#### Exercise brief
Scan the records below. List lines holding "JSON".

(begin)

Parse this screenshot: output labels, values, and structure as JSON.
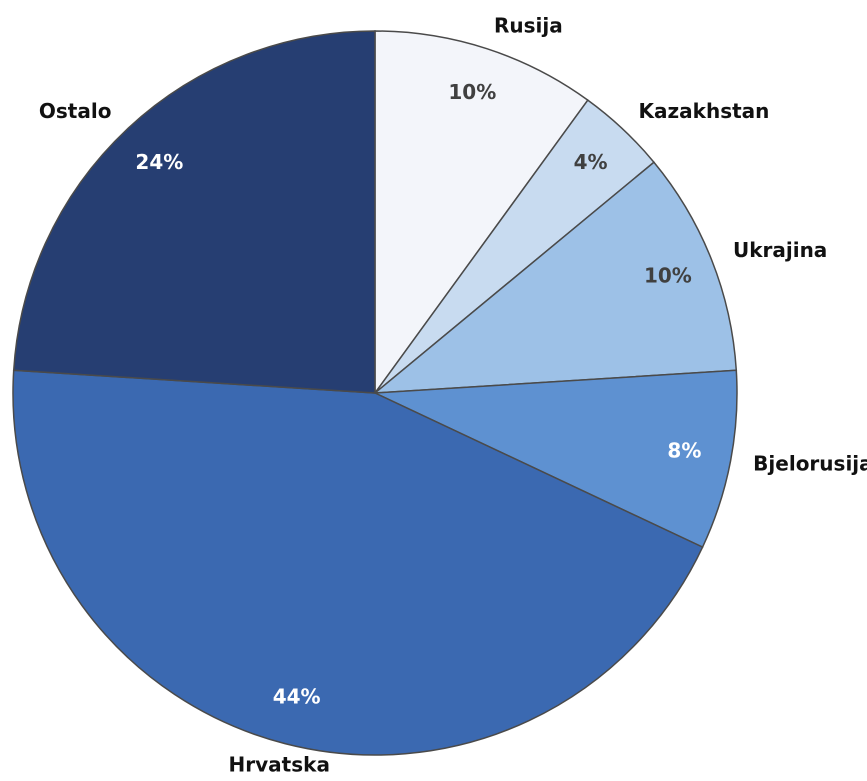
{
  "chart_data": {
    "type": "pie",
    "categories": [
      "Rusija",
      "Kazakhstan",
      "Ukrajina",
      "Bjelorusija",
      "Hrvatska",
      "Ostalo"
    ],
    "values": [
      10,
      4,
      10,
      8,
      44,
      24
    ],
    "value_labels": [
      "10%",
      "4%",
      "10%",
      "8%",
      "44%",
      "24%"
    ],
    "colors": [
      "#f3f5fa",
      "#c8dbf0",
      "#9dc1e7",
      "#5e91d1",
      "#3b69b1",
      "#263e72"
    ]
  }
}
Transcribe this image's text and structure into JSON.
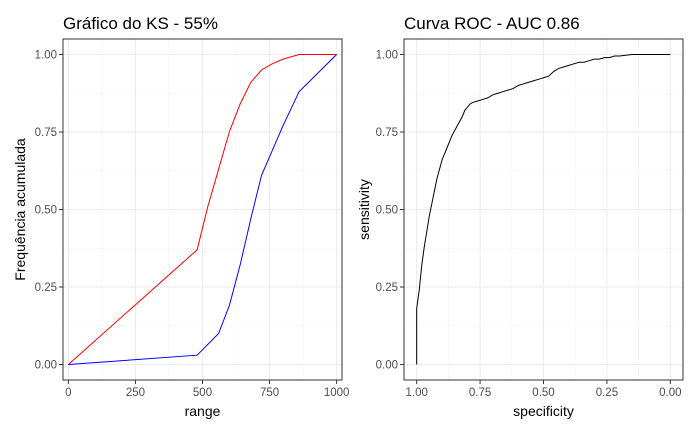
{
  "chart_data": [
    {
      "type": "line",
      "title": "Gráfico do KS - 55%",
      "xlabel": "range",
      "ylabel": "Frequência acumulada",
      "xlim": [
        -20,
        1020
      ],
      "ylim": [
        -0.05,
        1.05
      ],
      "x_ticks": [
        0,
        250,
        500,
        750,
        1000
      ],
      "x_tick_labels": [
        "0",
        "250",
        "500",
        "750",
        "1000"
      ],
      "y_ticks": [
        0,
        0.25,
        0.5,
        0.75,
        1
      ],
      "y_tick_labels": [
        "0.00",
        "0.25",
        "0.50",
        "0.75",
        "1.00"
      ],
      "grid": true,
      "legend": "none",
      "colors": {
        "red": "#ff0000",
        "blue": "#0000ff"
      },
      "series": [
        {
          "color": "#ff0000",
          "x": [
            0,
            480,
            520,
            560,
            600,
            640,
            680,
            720,
            760,
            800,
            860,
            1000
          ],
          "y": [
            0,
            0.37,
            0.51,
            0.63,
            0.75,
            0.84,
            0.91,
            0.95,
            0.97,
            0.985,
            1.0,
            1.0
          ]
        },
        {
          "color": "#0000ff",
          "x": [
            0,
            480,
            560,
            600,
            640,
            680,
            720,
            760,
            800,
            860,
            1000
          ],
          "y": [
            0,
            0.03,
            0.1,
            0.19,
            0.32,
            0.47,
            0.61,
            0.69,
            0.77,
            0.88,
            1.0
          ]
        }
      ]
    },
    {
      "type": "line",
      "title": "Curva ROC - AUC 0.86",
      "xlabel": "specificity",
      "ylabel": "sensitivity",
      "x_reversed": true,
      "xlim": [
        1.05,
        -0.05
      ],
      "ylim": [
        -0.05,
        1.05
      ],
      "x_ticks": [
        1,
        0.75,
        0.5,
        0.25,
        0
      ],
      "x_tick_labels": [
        "1.00",
        "0.75",
        "0.50",
        "0.25",
        "0.00"
      ],
      "y_ticks": [
        0,
        0.25,
        0.5,
        0.75,
        1
      ],
      "y_tick_labels": [
        "0.00",
        "0.25",
        "0.50",
        "0.75",
        "1.00"
      ],
      "grid": true,
      "legend": "none",
      "colors": {
        "curve": "#000000"
      },
      "series": [
        {
          "color": "#000000",
          "x": [
            1.0,
            1.0,
            0.99,
            0.98,
            0.97,
            0.96,
            0.95,
            0.94,
            0.93,
            0.92,
            0.91,
            0.9,
            0.89,
            0.88,
            0.87,
            0.86,
            0.85,
            0.84,
            0.83,
            0.82,
            0.81,
            0.8,
            0.79,
            0.78,
            0.76,
            0.74,
            0.72,
            0.7,
            0.68,
            0.66,
            0.64,
            0.62,
            0.6,
            0.58,
            0.56,
            0.54,
            0.52,
            0.5,
            0.48,
            0.46,
            0.44,
            0.42,
            0.4,
            0.38,
            0.36,
            0.34,
            0.32,
            0.3,
            0.28,
            0.26,
            0.24,
            0.22,
            0.2,
            0.18,
            0.15,
            0.1,
            0.05,
            0.0
          ],
          "y": [
            0.0,
            0.18,
            0.24,
            0.32,
            0.38,
            0.43,
            0.48,
            0.52,
            0.56,
            0.6,
            0.63,
            0.66,
            0.68,
            0.7,
            0.72,
            0.74,
            0.755,
            0.77,
            0.785,
            0.8,
            0.82,
            0.83,
            0.84,
            0.845,
            0.85,
            0.855,
            0.86,
            0.87,
            0.875,
            0.88,
            0.885,
            0.89,
            0.9,
            0.905,
            0.91,
            0.915,
            0.92,
            0.925,
            0.93,
            0.945,
            0.955,
            0.96,
            0.965,
            0.97,
            0.975,
            0.975,
            0.98,
            0.985,
            0.985,
            0.99,
            0.99,
            0.995,
            0.995,
            0.997,
            1.0,
            1.0,
            1.0,
            1.0
          ]
        }
      ]
    }
  ]
}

(end)

#### Full response
Parse this screenshot: output labels, values, and structure as JSON.
Transcribe this image's text and structure into JSON.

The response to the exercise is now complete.